--- Start MATERIAL ---

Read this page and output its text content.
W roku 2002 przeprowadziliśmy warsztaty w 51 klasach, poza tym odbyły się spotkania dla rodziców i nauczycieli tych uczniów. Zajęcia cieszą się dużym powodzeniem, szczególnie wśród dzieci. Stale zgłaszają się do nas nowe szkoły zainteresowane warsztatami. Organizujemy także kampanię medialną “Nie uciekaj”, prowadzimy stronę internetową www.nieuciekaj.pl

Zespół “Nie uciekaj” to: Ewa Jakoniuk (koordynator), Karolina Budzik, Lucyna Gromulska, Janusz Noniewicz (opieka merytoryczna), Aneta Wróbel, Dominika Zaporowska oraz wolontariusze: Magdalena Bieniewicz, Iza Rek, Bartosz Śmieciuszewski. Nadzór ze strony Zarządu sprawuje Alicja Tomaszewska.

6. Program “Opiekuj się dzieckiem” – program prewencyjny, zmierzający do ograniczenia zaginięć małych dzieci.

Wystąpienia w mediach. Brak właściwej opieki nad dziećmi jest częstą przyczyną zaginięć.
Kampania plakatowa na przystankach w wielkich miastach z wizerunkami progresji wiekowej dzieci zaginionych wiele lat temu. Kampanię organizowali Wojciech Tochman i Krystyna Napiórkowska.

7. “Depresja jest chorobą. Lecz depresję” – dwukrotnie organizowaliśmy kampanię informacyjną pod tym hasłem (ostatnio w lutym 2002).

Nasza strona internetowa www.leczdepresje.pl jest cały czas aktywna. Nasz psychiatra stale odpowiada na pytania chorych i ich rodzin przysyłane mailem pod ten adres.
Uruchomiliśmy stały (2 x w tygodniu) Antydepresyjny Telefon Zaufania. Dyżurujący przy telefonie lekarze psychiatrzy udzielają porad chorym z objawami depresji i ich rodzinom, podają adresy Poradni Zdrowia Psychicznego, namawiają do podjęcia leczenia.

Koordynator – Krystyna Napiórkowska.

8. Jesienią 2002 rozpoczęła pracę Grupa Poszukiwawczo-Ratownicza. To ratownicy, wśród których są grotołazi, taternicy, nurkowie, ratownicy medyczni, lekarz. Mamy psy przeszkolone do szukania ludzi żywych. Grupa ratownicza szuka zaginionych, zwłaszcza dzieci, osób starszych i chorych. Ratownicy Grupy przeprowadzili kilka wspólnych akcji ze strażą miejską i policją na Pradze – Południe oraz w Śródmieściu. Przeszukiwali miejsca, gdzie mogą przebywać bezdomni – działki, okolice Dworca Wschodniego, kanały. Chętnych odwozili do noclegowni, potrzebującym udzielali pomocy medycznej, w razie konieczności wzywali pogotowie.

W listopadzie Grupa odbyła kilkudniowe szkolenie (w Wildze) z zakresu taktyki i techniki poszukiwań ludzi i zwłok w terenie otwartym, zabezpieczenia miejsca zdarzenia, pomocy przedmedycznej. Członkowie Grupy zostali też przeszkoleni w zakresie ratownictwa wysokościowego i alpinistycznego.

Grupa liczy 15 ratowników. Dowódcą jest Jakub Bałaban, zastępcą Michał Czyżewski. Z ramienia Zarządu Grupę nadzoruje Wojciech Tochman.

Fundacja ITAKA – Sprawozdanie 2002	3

--- End MATERIAL ---

**SHORT EXERCISE:**
Gather each line from the entries above that includes the word "Tochman".

**RESULT OF THE TASK:**
Kampania plakatowa na przystankach w wielkich miastach z wizerunkami progresji wiekowej dzieci zaginionych wiele lat temu. Kampanię organizowali Wojciech Tochman i Krystyna Napiórkowska.
Grupa liczy 15 ratowników. Dowódcą jest Jakub Bałaban, zastępcą Michał Czyżewski. Z ramienia Zarządu Grupę nadzoruje Wojciech Tochman.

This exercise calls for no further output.